§ WRITTEN REQUEST:
Extract the records in full, leaving every picture out.

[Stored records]
☆ ☆ ☆ ☆ ☆ ☆ ☆

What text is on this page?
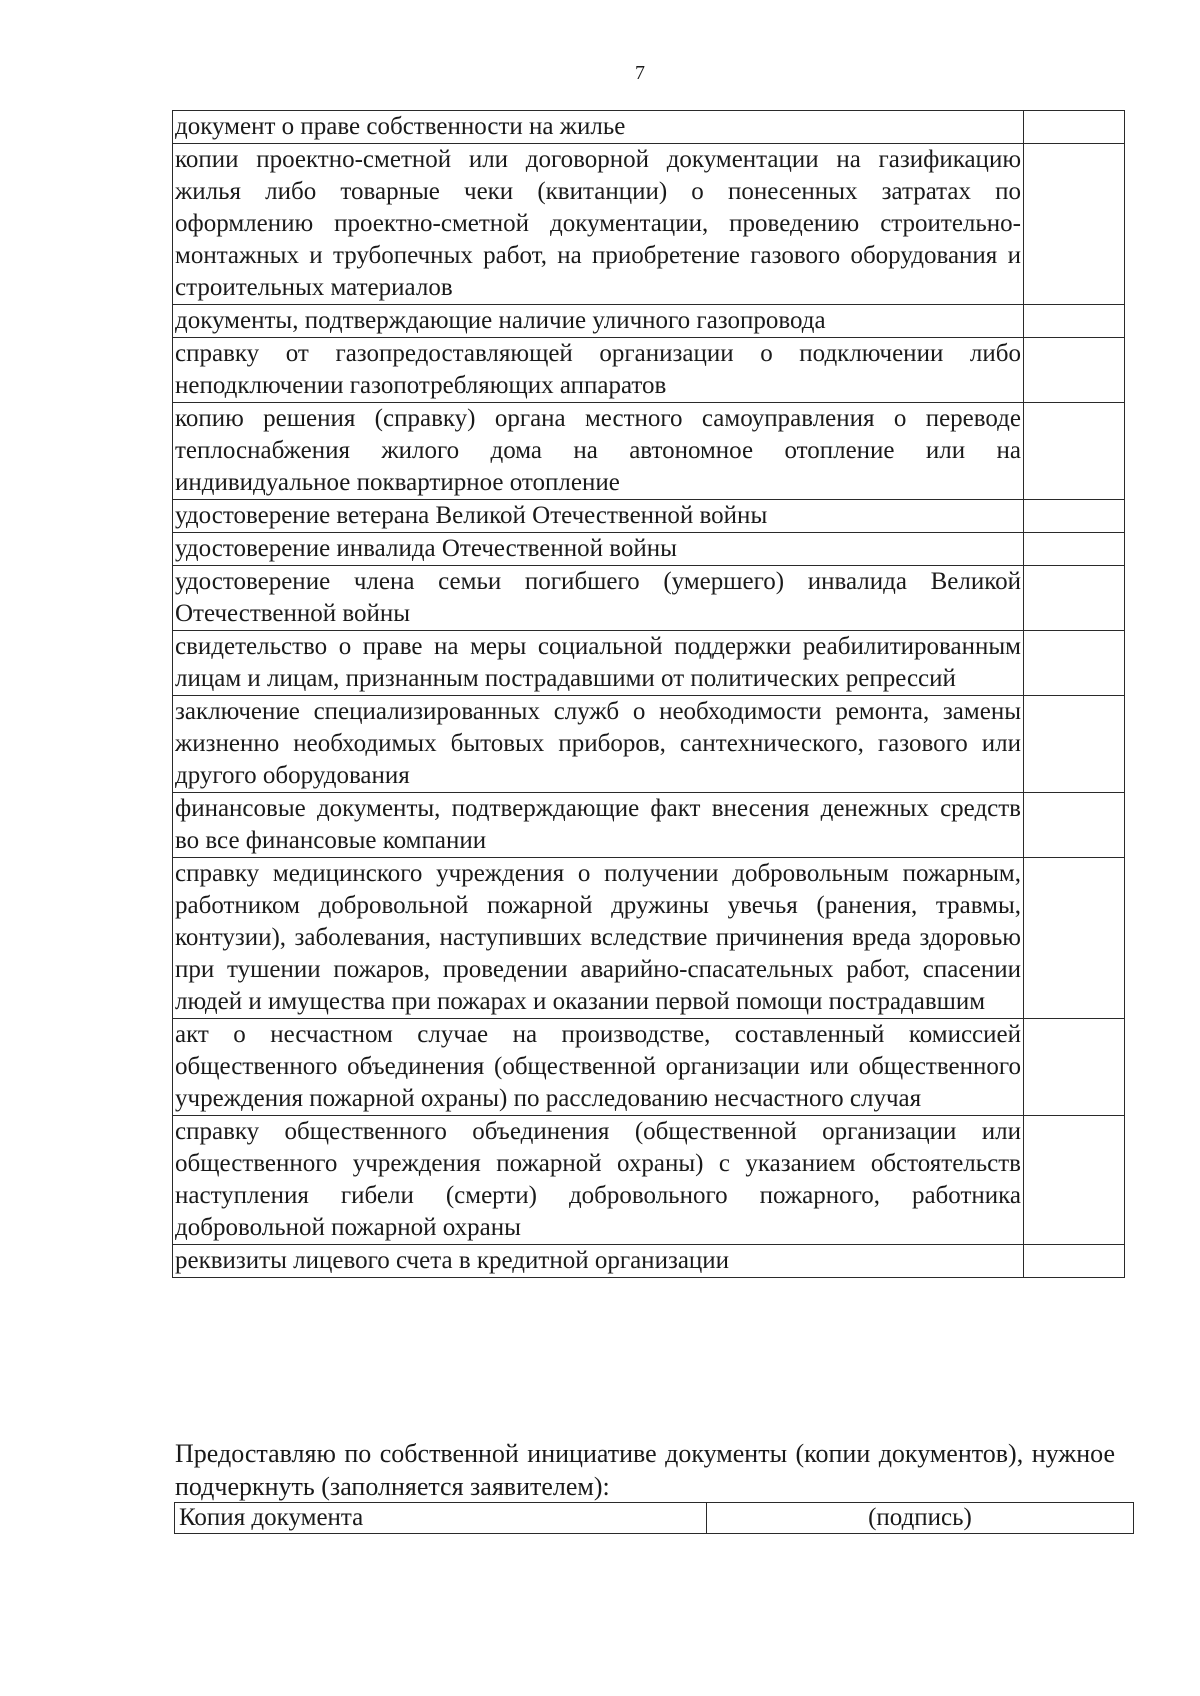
7
документ о праве собственности на жилье	
копии проектно-сметной или договорной документации на газификацию жилья либо товарные чеки (квитанции) о понесенных затратах по оформлению проектно-сметной документации, проведению строительно-монтажных и трубопечных работ, на приобретение газового оборудования и строительных материалов	
документы, подтверждающие наличие уличного газопровода	
справку от газопредоставляющей организации о подключении либо неподключении газопотребляющих аппаратов	
копию решения (справку) органа местного самоуправления о переводе теплоснабжения жилого дома на автономное отопление или на индивидуальное поквартирное отопление	
удостоверение ветерана Великой Отечественной войны	
удостоверение инвалида Отечественной войны	
удостоверение члена семьи погибшего (умершего) инвалида Великой Отечественной войны	
свидетельство о праве на меры социальной поддержки реабилитированным лицам и лицам, признанным пострадавшими от политических репрессий	
заключение специализированных служб о необходимости ремонта, замены жизненно необходимых бытовых приборов, сантехнического, газового или другого оборудования	
финансовые документы, подтверждающие факт внесения денежных средств во все финансовые компании	
справку медицинского учреждения о получении добровольным пожарным, работником добровольной пожарной дружины увечья (ранения, травмы, контузии), заболевания, наступивших вследствие причинения вреда здоровью при тушении пожаров, проведении аварийно-спасательных работ, спасении людей и имущества при пожарах и оказании первой помощи пострадавшим	
акт о несчастном случае на производстве, составленный комиссией общественного объединения (общественной организации или общественного учреждения пожарной охраны) по расследованию несчастного случая	
справку общественного объединения (общественной организации или общественного учреждения пожарной охраны) с указанием обстоятельств наступления гибели (смерти) добровольного пожарного, работника добровольной пожарной охраны	
реквизиты лицевого счета в кредитной организации	

Предоставляю по собственной инициативе документы (копии документов), нужное подчеркнуть (заполняется заявителем):

Копия документа	(подпись)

☆ ☆ ☆ ☆ ☆ ☆ ☆

§ TASK OUTPUT:
What text is on this page?
7
документ о праве собственности на жилье	
копии проектно-сметной или договорной документации на газификацию жилья либо товарные чеки (квитанции) о понесенных затратах по оформлению проектно-сметной документации, проведению строительно-монтажных и трубопечных работ, на приобретение газового оборудования и строительных материалов	
документы, подтверждающие наличие уличного газопровода	
справку от газопредоставляющей организации о подключении либо неподключении газопотребляющих аппаратов	
копию решения (справку) органа местного самоуправления о переводе теплоснабжения жилого дома на автономное отопление или на индивидуальное поквартирное отопление	
удостоверение ветерана Великой Отечественной войны	
удостоверение инвалида Отечественной войны	
удостоверение члена семьи погибшего (умершего) инвалида Великой Отечественной войны	
свидетельство о праве на меры социальной поддержки реабилитированным лицам и лицам, признанным пострадавшими от политических репрессий	
заключение специализированных служб о необходимости ремонта, замены жизненно необходимых бытовых приборов, сантехнического, газового или другого оборудования	
финансовые документы, подтверждающие факт внесения денежных средств во все финансовые компании	
справку медицинского учреждения о получении добровольным пожарным, работником добровольной пожарной дружины увечья (ранения, травмы, контузии), заболевания, наступивших вследствие причинения вреда здоровью при тушении пожаров, проведении аварийно-спасательных работ, спасении людей и имущества при пожарах и оказании первой помощи пострадавшим	
акт о несчастном случае на производстве, составленный комиссией общественного объединения (общественной организации или общественного учреждения пожарной охраны) по расследованию несчастного случая	
справку общественного объединения (общественной организации или общественного учреждения пожарной охраны) с указанием обстоятельств наступления гибели (смерти) добровольного пожарного, работника добровольной пожарной охраны	
реквизиты лицевого счета в кредитной организации	

Предоставляю по собственной инициативе документы (копии документов), нужное подчеркнуть (заполняется заявителем):

Копия документа	(подпись)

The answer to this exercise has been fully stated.